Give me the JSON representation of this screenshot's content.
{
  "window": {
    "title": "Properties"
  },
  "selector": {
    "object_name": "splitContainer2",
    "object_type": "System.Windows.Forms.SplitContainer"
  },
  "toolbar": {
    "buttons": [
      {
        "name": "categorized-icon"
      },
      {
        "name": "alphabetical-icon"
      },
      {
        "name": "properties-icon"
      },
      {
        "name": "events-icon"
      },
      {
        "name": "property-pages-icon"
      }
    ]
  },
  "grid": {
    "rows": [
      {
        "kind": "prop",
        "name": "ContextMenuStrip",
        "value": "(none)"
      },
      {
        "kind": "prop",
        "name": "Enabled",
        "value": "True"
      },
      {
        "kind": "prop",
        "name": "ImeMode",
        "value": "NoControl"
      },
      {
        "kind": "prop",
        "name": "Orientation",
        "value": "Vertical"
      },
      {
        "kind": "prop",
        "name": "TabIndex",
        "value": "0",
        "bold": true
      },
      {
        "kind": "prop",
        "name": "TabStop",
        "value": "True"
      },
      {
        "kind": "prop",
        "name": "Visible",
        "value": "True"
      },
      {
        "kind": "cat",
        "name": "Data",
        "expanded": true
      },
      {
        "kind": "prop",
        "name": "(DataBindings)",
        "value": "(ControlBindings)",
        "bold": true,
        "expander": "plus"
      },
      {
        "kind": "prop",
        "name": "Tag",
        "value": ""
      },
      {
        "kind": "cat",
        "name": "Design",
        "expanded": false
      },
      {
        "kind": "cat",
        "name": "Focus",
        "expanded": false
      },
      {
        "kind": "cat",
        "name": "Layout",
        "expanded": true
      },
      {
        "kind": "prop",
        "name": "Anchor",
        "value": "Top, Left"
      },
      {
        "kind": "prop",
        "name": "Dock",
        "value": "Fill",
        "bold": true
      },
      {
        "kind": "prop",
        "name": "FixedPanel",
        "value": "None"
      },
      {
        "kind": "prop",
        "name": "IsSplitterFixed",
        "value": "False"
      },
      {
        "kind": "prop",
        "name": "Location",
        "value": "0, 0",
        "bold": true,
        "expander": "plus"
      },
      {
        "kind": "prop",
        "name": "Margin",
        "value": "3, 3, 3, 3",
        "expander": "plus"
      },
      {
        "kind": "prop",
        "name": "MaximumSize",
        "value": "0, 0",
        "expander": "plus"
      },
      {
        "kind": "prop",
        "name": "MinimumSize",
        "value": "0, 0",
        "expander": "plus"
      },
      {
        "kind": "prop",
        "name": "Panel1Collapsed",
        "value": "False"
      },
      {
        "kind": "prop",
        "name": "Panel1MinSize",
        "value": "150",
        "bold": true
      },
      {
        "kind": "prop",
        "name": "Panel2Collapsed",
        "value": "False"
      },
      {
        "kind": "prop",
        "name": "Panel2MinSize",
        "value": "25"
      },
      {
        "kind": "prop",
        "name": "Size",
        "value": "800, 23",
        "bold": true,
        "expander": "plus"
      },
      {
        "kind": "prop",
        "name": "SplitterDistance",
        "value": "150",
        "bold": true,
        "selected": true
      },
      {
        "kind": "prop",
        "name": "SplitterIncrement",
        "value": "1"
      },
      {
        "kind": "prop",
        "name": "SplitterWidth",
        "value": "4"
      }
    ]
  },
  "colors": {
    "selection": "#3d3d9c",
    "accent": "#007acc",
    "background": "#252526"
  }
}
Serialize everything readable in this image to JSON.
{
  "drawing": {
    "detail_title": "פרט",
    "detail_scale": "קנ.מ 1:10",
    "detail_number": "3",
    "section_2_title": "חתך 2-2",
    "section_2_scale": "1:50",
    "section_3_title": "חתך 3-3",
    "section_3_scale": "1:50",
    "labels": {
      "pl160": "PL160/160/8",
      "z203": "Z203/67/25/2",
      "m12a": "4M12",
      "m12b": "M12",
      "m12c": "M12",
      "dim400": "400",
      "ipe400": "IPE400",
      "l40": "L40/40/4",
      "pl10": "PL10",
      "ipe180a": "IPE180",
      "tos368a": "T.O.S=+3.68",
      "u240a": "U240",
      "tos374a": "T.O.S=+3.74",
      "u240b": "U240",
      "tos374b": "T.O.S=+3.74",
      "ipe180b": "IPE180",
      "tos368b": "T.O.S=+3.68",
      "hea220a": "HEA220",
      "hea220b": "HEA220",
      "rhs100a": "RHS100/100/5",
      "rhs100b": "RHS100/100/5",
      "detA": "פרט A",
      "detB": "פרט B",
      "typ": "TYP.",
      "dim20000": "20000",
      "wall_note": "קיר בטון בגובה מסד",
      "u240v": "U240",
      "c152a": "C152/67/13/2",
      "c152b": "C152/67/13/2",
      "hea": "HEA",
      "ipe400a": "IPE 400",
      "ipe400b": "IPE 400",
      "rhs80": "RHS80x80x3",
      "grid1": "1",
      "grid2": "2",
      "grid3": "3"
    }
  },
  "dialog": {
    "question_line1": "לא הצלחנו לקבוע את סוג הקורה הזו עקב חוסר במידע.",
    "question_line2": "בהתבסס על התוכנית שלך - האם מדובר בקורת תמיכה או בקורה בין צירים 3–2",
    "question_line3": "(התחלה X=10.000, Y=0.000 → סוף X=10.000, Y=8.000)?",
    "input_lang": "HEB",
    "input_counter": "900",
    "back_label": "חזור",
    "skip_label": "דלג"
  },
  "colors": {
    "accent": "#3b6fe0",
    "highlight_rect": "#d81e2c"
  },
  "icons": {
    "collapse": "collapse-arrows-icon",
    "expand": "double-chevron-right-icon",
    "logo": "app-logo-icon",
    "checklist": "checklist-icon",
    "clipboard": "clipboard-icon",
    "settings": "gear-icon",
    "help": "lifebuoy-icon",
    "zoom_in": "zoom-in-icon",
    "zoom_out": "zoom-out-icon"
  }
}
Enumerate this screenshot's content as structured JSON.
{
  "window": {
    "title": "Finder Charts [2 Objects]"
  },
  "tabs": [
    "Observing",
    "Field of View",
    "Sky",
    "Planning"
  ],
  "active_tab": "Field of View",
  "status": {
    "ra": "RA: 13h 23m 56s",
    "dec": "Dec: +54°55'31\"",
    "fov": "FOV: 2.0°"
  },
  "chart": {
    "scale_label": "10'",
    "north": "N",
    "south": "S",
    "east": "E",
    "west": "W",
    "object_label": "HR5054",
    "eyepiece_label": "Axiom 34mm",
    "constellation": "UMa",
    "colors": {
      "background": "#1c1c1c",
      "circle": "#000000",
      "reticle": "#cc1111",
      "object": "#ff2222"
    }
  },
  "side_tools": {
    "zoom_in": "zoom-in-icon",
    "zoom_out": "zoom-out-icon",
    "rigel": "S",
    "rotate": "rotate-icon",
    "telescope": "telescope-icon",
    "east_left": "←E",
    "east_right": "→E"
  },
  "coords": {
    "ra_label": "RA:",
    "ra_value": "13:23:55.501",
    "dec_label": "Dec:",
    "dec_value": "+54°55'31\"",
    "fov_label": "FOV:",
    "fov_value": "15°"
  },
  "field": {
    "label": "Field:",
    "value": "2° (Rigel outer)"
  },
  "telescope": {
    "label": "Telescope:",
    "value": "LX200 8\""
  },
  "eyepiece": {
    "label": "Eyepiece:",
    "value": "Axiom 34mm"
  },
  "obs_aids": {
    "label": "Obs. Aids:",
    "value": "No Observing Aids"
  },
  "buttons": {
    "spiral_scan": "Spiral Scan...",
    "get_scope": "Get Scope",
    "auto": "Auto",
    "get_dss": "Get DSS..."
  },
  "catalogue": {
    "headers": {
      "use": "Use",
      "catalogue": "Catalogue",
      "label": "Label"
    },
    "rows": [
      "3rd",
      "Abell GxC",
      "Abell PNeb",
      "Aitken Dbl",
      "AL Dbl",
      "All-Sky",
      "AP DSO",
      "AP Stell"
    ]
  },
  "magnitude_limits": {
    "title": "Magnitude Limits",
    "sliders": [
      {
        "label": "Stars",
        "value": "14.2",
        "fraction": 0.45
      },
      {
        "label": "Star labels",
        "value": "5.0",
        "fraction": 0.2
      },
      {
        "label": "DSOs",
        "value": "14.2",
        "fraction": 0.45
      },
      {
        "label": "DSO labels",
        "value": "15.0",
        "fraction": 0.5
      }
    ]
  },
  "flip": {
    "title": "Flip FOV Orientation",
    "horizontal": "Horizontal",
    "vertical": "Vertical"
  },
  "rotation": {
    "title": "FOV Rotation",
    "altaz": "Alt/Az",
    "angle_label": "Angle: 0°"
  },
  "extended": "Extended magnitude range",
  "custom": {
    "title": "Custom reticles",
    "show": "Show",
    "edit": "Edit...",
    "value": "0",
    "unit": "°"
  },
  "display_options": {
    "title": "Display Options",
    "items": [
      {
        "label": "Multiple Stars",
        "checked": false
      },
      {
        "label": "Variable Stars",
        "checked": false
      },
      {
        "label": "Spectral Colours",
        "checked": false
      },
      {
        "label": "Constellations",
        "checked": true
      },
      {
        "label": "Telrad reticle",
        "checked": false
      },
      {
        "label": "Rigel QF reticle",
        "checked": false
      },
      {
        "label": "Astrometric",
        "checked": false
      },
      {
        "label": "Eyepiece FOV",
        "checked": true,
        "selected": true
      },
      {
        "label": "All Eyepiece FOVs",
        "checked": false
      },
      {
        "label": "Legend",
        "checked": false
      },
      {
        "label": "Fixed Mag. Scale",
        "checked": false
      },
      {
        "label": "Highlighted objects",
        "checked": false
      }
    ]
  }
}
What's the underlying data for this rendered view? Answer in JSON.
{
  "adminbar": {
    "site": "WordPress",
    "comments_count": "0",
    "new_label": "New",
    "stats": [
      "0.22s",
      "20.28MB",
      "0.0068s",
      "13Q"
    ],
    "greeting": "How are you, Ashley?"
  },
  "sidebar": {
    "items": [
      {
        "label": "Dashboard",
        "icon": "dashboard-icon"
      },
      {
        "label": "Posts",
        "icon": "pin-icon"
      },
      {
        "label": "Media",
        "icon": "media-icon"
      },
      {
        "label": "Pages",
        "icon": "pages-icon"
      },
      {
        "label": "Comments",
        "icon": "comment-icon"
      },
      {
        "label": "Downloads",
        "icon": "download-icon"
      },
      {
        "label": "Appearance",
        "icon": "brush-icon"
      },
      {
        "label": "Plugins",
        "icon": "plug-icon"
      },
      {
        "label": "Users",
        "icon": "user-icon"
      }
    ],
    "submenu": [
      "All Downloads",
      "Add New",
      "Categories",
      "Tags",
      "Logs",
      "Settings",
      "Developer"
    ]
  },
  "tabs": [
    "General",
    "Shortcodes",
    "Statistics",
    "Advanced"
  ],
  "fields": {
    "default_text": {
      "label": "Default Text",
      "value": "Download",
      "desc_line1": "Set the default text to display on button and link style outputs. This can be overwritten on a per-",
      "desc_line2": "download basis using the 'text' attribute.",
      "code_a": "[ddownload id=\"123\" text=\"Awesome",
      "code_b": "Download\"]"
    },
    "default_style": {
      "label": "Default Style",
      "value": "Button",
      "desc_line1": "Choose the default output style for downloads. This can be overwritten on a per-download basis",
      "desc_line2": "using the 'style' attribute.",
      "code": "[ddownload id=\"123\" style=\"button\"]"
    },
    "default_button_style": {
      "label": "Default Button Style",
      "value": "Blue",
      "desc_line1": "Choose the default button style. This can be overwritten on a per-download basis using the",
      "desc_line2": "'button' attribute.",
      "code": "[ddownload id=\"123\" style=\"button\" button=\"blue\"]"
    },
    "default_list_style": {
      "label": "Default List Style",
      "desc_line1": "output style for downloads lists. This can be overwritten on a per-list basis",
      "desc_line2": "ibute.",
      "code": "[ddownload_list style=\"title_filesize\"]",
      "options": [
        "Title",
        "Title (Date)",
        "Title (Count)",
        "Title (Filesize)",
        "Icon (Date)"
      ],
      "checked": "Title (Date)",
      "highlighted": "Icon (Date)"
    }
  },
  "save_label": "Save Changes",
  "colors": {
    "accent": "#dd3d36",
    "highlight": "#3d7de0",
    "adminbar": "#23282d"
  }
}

## [Exercise directions]
Report only the number of lines in the data above that contain "labels".

## [Solution to this problem]
3